Exercise prompt:
Your task is to extract every entry that follows word for word while excluding the pictures.
⁂
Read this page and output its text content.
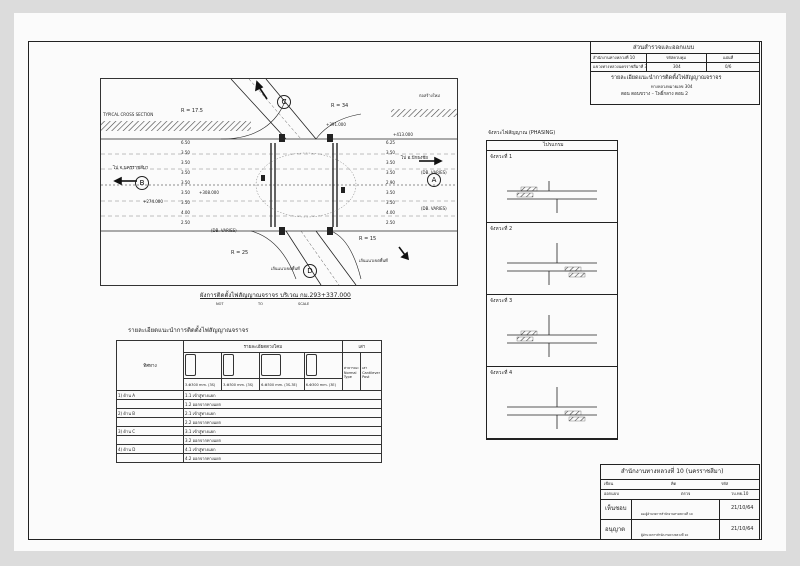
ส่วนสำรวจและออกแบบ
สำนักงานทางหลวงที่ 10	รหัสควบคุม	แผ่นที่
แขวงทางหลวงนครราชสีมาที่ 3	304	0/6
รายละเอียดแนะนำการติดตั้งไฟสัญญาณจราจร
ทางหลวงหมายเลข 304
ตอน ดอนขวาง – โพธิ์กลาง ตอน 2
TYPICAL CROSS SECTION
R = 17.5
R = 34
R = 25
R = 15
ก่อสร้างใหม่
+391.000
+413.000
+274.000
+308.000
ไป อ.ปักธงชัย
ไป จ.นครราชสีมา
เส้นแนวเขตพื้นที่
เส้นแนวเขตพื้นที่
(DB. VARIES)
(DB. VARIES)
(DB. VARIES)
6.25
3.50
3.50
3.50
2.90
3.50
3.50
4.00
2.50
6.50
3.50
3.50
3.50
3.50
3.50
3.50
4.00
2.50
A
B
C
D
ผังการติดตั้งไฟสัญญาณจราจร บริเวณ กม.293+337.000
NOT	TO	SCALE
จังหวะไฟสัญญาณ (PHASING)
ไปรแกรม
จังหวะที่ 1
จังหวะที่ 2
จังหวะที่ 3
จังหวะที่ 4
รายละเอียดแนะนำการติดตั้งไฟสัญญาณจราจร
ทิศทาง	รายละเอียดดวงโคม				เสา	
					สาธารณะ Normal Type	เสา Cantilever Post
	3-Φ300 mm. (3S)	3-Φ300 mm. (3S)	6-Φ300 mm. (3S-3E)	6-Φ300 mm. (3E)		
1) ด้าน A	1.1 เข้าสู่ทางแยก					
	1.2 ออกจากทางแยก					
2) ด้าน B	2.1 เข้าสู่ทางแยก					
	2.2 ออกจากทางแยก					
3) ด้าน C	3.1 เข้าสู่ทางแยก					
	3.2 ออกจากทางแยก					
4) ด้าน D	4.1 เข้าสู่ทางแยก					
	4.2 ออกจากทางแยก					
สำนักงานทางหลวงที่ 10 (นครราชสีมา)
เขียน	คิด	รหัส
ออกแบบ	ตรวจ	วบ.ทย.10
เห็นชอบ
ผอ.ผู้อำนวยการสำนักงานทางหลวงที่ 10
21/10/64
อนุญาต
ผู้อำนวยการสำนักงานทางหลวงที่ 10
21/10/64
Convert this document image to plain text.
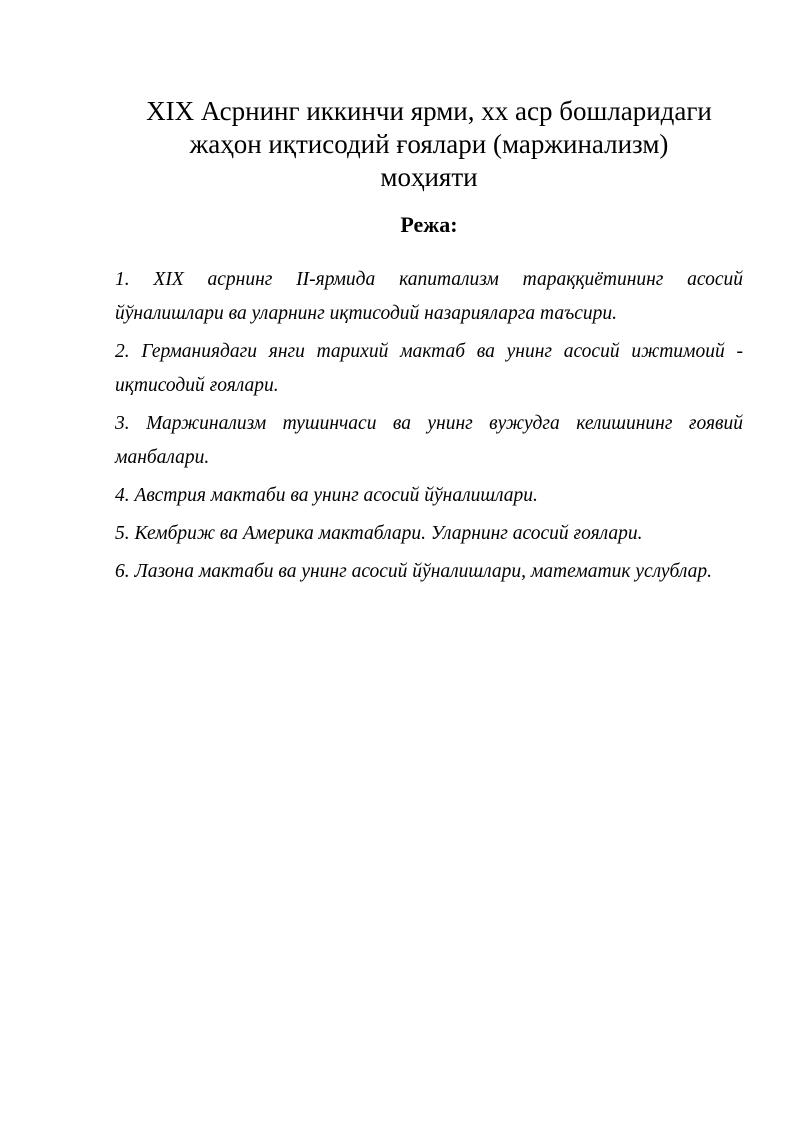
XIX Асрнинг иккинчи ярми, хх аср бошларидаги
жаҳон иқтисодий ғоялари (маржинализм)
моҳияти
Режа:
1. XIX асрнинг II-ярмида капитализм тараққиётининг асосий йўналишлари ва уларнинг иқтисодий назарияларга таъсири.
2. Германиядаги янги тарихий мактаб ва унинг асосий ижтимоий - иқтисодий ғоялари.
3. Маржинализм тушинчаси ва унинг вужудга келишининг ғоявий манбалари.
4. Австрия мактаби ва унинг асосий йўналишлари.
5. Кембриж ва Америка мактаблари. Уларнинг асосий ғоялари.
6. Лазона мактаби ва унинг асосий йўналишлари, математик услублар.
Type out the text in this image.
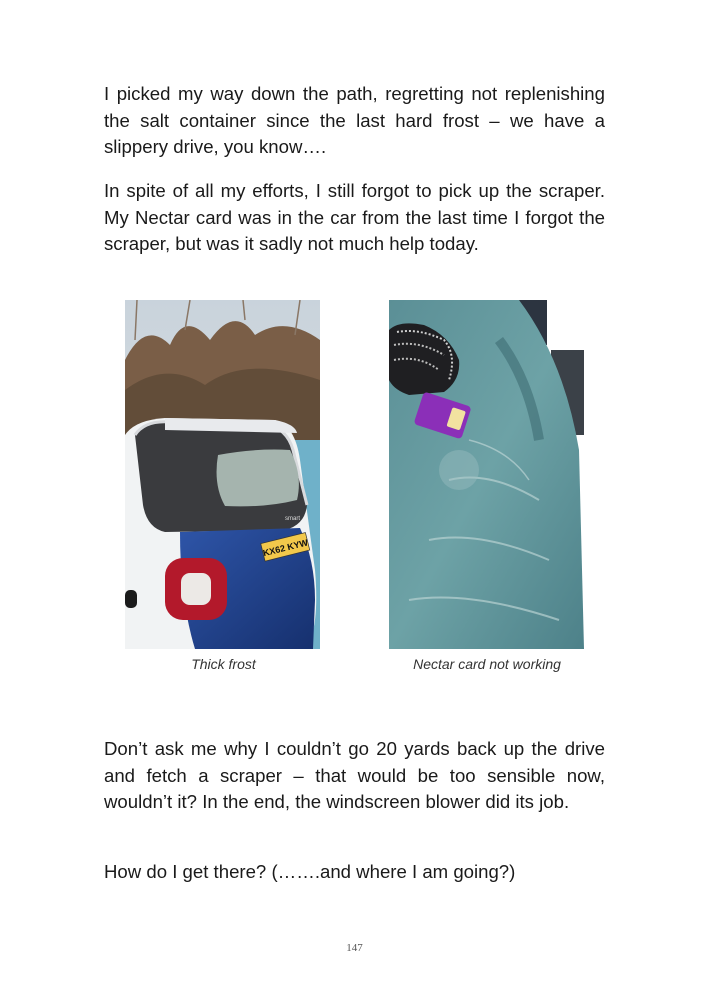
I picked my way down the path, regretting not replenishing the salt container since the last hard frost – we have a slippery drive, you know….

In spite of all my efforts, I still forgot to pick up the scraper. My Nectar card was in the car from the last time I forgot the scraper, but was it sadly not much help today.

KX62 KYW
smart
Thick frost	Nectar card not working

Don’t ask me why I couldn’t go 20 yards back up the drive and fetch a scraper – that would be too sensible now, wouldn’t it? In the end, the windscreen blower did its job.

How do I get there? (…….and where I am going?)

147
⁂
Task answer:
Read this page and output its text content.
ส่วนสำรวจและออกแบบ
สำนักงานทางหลวงที่ 10	รหัสควบคุม	แผ่นที่
แขวงทางหลวงนครราชสีมาที่ 3	304	0/6
รายละเอียดแนะนำการติดตั้งไฟสัญญาณจราจร
ทางหลวงหมายเลข 304
ตอน ดอนขวาง – โพธิ์กลาง ตอน 2
TYPICAL CROSS SECTION
R = 17.5
R = 34
R = 25
R = 15
ก่อสร้างใหม่
+391.000
+413.000
+274.000
+308.000
ไป อ.ปักธงชัย
ไป จ.นครราชสีมา
เส้นแนวเขตพื้นที่
เส้นแนวเขตพื้นที่
(DB. VARIES)
(DB. VARIES)
(DB. VARIES)
6.25
3.50
3.50
3.50
2.90
3.50
3.50
4.00
2.50
6.50
3.50
3.50
3.50
3.50
3.50
3.50
4.00
2.50
A
B
C
D
ผังการติดตั้งไฟสัญญาณจราจร บริเวณ กม.293+337.000
NOT	TO	SCALE
จังหวะไฟสัญญาณ (PHASING)
ไปรแกรม
จังหวะที่ 1
จังหวะที่ 2
จังหวะที่ 3
จังหวะที่ 4
รายละเอียดแนะนำการติดตั้งไฟสัญญาณจราจร
ทิศทาง	รายละเอียดดวงโคม				เสา	
					สาธารณะ Normal Type	เสา Cantilever Post
	3-Φ300 mm. (3S)	3-Φ300 mm. (3S)	6-Φ300 mm. (3S-3E)	6-Φ300 mm. (3E)		
1) ด้าน A	1.1 เข้าสู่ทางแยก					
	1.2 ออกจากทางแยก					
2) ด้าน B	2.1 เข้าสู่ทางแยก					
	2.2 ออกจากทางแยก					
3) ด้าน C	3.1 เข้าสู่ทางแยก					
	3.2 ออกจากทางแยก					
4) ด้าน D	4.1 เข้าสู่ทางแยก					
	4.2 ออกจากทางแยก					
สำนักงานทางหลวงที่ 10 (นครราชสีมา)
เขียน	คิด	รหัส
ออกแบบ	ตรวจ	วบ.ทย.10
เห็นชอบ
ผอ.ผู้อำนวยการสำนักงานทางหลวงที่ 10
21/10/64
อนุญาต
ผู้อำนวยการสำนักงานทางหลวงที่ 10
21/10/64
Convert this document image to plain text.
XIX Асрнинг иккинчи ярми, хх аср бошларидаги
жаҳон иқтисодий ғоялари (маржинализм)
моҳияти
Режа:
1. XIX асрнинг II-ярмида капитализм тараққиётининг асосий йўналишлари ва уларнинг иқтисодий назарияларга таъсири.
2. Германиядаги янги тарихий мактаб ва унинг асосий ижтимоий - иқтисодий ғоялари.
3. Маржинализм тушинчаси ва унинг вужудга келишининг ғоявий манбалари.
4. Австрия мактаби ва унинг асосий йўналишлари.
5. Кембриж ва Америка мактаблари. Уларнинг асосий ғоялари.
6. Лазона мактаби ва унинг асосий йўналишлари, математик услублар.
Type out the text in this image.
I picked my way down the path, regretting not replenishing the salt container since the last hard frost – we have a slippery drive, you know….

In spite of all my efforts, I still forgot to pick up the scraper. My Nectar card was in the car from the last time I forgot the scraper, but was it sadly not much help today.

KX62 KYW
smart
Thick frost	Nectar card not working

Don’t ask me why I couldn’t go 20 yards back up the drive and fetch a scraper – that would be too sensible now, wouldn’t it? In the end, the windscreen blower did its job.

How do I get there? (…….and where I am going?)

147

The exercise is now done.